# Your task
State how many lines of the records contain the string "axis", counting only matches with the same capitalization. Reply with the number alone.
------ Stored records ------
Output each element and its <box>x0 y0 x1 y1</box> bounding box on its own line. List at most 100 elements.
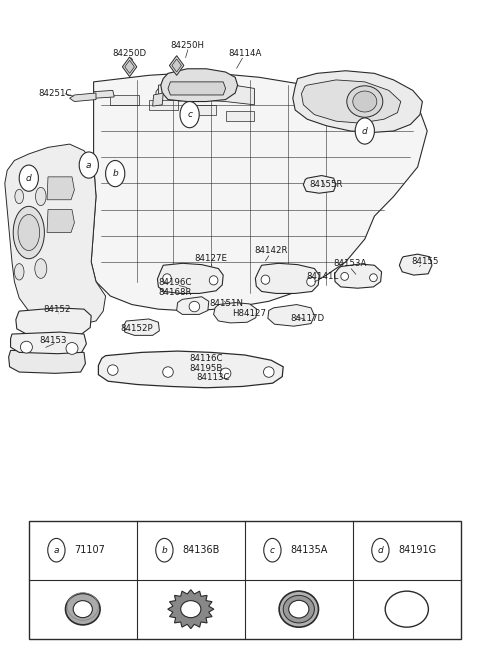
Ellipse shape <box>307 277 315 286</box>
Polygon shape <box>255 263 319 293</box>
Text: 84153A: 84153A <box>334 259 367 268</box>
Text: 84114A: 84114A <box>228 49 262 58</box>
Polygon shape <box>293 71 422 132</box>
Text: 84136B: 84136B <box>182 545 219 555</box>
Ellipse shape <box>20 341 32 353</box>
Text: 84117D: 84117D <box>290 314 324 324</box>
Text: c: c <box>187 110 192 119</box>
Polygon shape <box>268 305 314 326</box>
Polygon shape <box>168 82 226 95</box>
Text: 84127E: 84127E <box>195 254 228 263</box>
Polygon shape <box>5 144 106 324</box>
Circle shape <box>156 538 173 562</box>
Ellipse shape <box>163 367 173 377</box>
Circle shape <box>355 118 374 144</box>
Text: 84195B: 84195B <box>190 364 223 373</box>
Polygon shape <box>47 210 74 233</box>
Ellipse shape <box>283 595 314 623</box>
Circle shape <box>48 538 65 562</box>
Polygon shape <box>301 80 401 123</box>
Polygon shape <box>94 90 114 98</box>
Text: d: d <box>362 126 368 136</box>
Ellipse shape <box>15 189 24 204</box>
Ellipse shape <box>108 365 118 375</box>
Polygon shape <box>226 111 254 121</box>
Bar <box>29 521 461 639</box>
Text: 84155R: 84155R <box>310 180 343 189</box>
Text: 84151N: 84151N <box>210 299 243 308</box>
Circle shape <box>79 152 98 178</box>
Ellipse shape <box>163 274 171 283</box>
Ellipse shape <box>347 86 383 117</box>
Polygon shape <box>161 69 238 102</box>
Ellipse shape <box>288 600 309 618</box>
Ellipse shape <box>220 368 231 379</box>
Polygon shape <box>168 590 214 629</box>
Polygon shape <box>158 82 254 105</box>
Text: 84152: 84152 <box>43 305 71 314</box>
Polygon shape <box>110 95 139 105</box>
Polygon shape <box>70 93 96 102</box>
Ellipse shape <box>341 272 348 280</box>
Text: b: b <box>162 546 167 555</box>
Text: 84168R: 84168R <box>158 288 192 297</box>
Text: 84141L: 84141L <box>306 272 339 281</box>
Text: 84196C: 84196C <box>158 278 192 288</box>
Circle shape <box>180 102 199 128</box>
Ellipse shape <box>261 275 270 284</box>
Ellipse shape <box>66 343 78 354</box>
Polygon shape <box>303 176 336 193</box>
Ellipse shape <box>209 276 218 285</box>
Ellipse shape <box>189 301 200 312</box>
Polygon shape <box>153 93 163 106</box>
Text: 84142R: 84142R <box>254 246 288 255</box>
Ellipse shape <box>65 593 100 625</box>
Ellipse shape <box>13 206 45 259</box>
Circle shape <box>264 538 281 562</box>
Ellipse shape <box>370 274 377 282</box>
Polygon shape <box>47 177 74 200</box>
Polygon shape <box>124 319 159 335</box>
Text: b: b <box>112 169 118 178</box>
Ellipse shape <box>279 591 318 627</box>
Polygon shape <box>16 308 91 335</box>
Text: 84155: 84155 <box>411 257 439 267</box>
Ellipse shape <box>180 601 201 618</box>
Text: 71107: 71107 <box>74 545 105 555</box>
Ellipse shape <box>35 259 47 278</box>
Text: 84152P: 84152P <box>120 324 153 333</box>
Polygon shape <box>177 297 209 314</box>
Text: 84251C: 84251C <box>38 88 72 98</box>
Ellipse shape <box>73 601 92 618</box>
Text: 84191G: 84191G <box>398 545 436 555</box>
Circle shape <box>372 538 389 562</box>
Polygon shape <box>98 351 283 388</box>
Polygon shape <box>169 56 184 75</box>
Polygon shape <box>11 332 86 354</box>
Polygon shape <box>214 303 257 323</box>
Ellipse shape <box>18 215 39 250</box>
Text: 84250H: 84250H <box>170 41 204 50</box>
Polygon shape <box>91 72 427 311</box>
Text: a: a <box>86 160 92 170</box>
Circle shape <box>19 165 38 191</box>
Text: 84153: 84153 <box>39 336 67 345</box>
Text: 84250D: 84250D <box>112 49 147 58</box>
Ellipse shape <box>14 264 24 280</box>
Polygon shape <box>335 264 382 288</box>
Text: 84116C: 84116C <box>190 354 223 364</box>
Ellipse shape <box>353 91 377 112</box>
Polygon shape <box>187 105 216 115</box>
Text: H84127: H84127 <box>233 309 266 318</box>
Text: a: a <box>54 546 59 555</box>
Polygon shape <box>172 59 181 72</box>
Polygon shape <box>157 263 223 293</box>
Text: 84135A: 84135A <box>290 545 327 555</box>
Polygon shape <box>399 254 432 275</box>
Circle shape <box>106 160 125 187</box>
Ellipse shape <box>264 367 274 377</box>
Polygon shape <box>122 57 137 77</box>
Polygon shape <box>125 60 134 73</box>
Text: d: d <box>26 174 32 183</box>
Text: 84113C: 84113C <box>197 373 230 382</box>
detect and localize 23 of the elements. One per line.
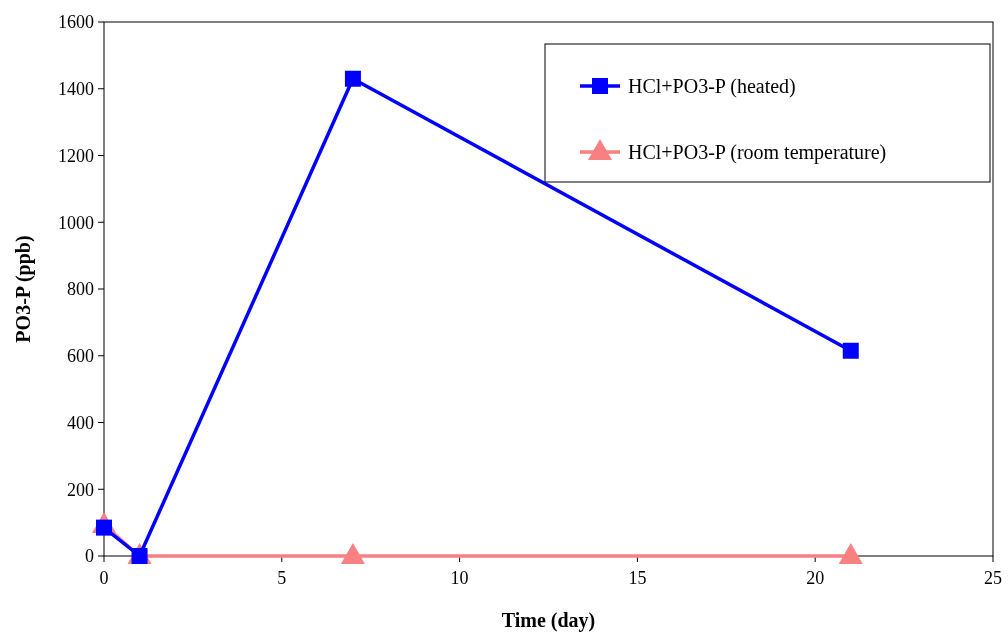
y-tick-label: 1000 xyxy=(58,212,94,233)
x-tick-label: 15 xyxy=(628,568,647,588)
y-tick-label: 800 xyxy=(67,279,94,300)
x-axis-title: Time (day) xyxy=(501,609,596,632)
x-tick-label: 25 xyxy=(984,568,1002,588)
y-tick-label: 400 xyxy=(67,412,94,433)
y-tick-label: 200 xyxy=(67,479,94,500)
x-tick-label: 10 xyxy=(450,568,469,588)
point xyxy=(340,543,365,564)
y-tick-label: 0 xyxy=(85,546,94,567)
x-tick-label: 5 xyxy=(277,568,287,588)
point xyxy=(842,342,859,359)
legend-label: HCl+PO3-P (heated) xyxy=(628,75,796,98)
x-tick-label: 20 xyxy=(806,568,825,588)
y-tick-label: 1600 xyxy=(58,12,94,33)
y-tick-label: 1400 xyxy=(58,79,94,100)
x-tick-label: 0 xyxy=(99,568,109,588)
legend-label: HCl+PO3-P (room temperature) xyxy=(628,141,887,164)
point xyxy=(344,70,361,87)
y-tick-label: 600 xyxy=(67,346,94,367)
point xyxy=(838,543,863,564)
y-tick-label: 1200 xyxy=(58,145,94,166)
y-axis-title: PO3-P (ppb) xyxy=(12,235,35,343)
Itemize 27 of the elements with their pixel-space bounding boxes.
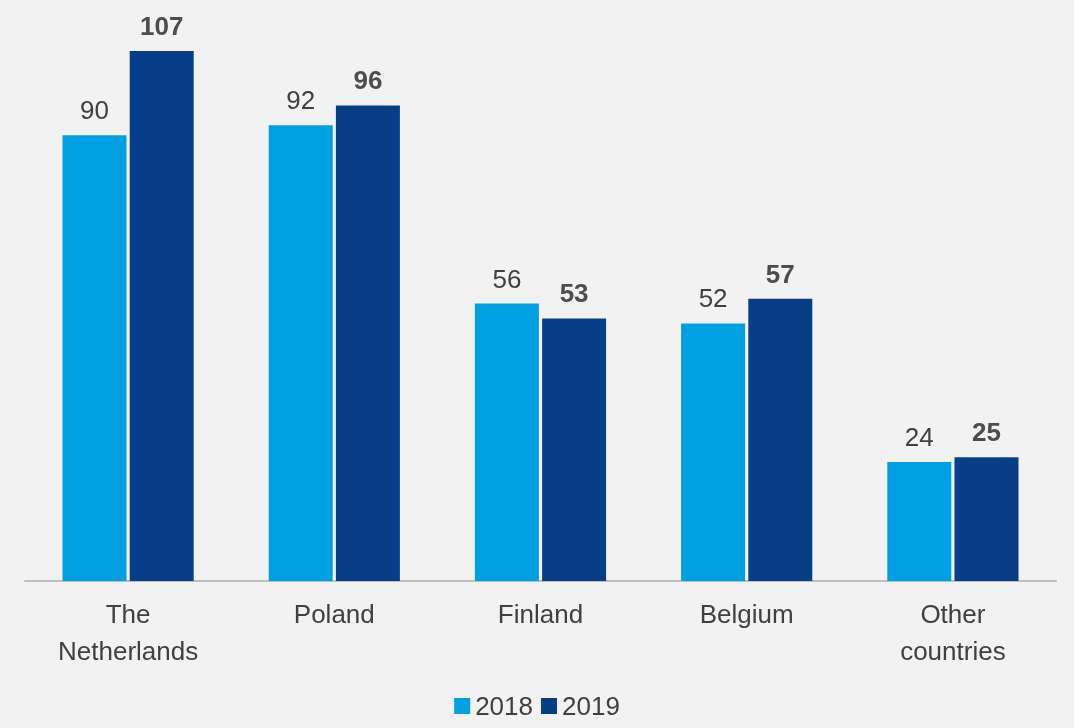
data-label: 107 <box>140 11 184 41</box>
data-label: 96 <box>353 65 383 96</box>
x-tick-label: Poland <box>293 598 375 629</box>
data-label: 56 <box>492 263 522 294</box>
data-label: 24 <box>904 422 934 453</box>
legend-label: 2019 <box>562 691 620 721</box>
legend-label: 2018 <box>475 691 533 721</box>
bar <box>887 462 952 581</box>
bar <box>268 125 333 581</box>
x-tick-label: The Netherlands <box>58 598 199 666</box>
x-tick-label: Other countries <box>900 598 1006 666</box>
data-label: 53 <box>559 278 589 309</box>
bar <box>748 298 813 581</box>
data-label: 92 <box>286 85 316 116</box>
bar <box>954 457 1019 581</box>
data-label: 90 <box>80 95 109 126</box>
data-label: 25 <box>972 417 1001 448</box>
data-label: 52 <box>698 283 728 314</box>
data-label: 57 <box>765 258 795 289</box>
bar <box>681 323 746 581</box>
bar <box>542 318 607 581</box>
x-tick-label: Belgium <box>699 598 794 629</box>
bar <box>62 135 127 581</box>
x-tick-label: Finland <box>497 598 584 629</box>
bar <box>474 303 539 581</box>
bar <box>129 51 194 581</box>
bar <box>335 105 400 581</box>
------
# Solution to this task
2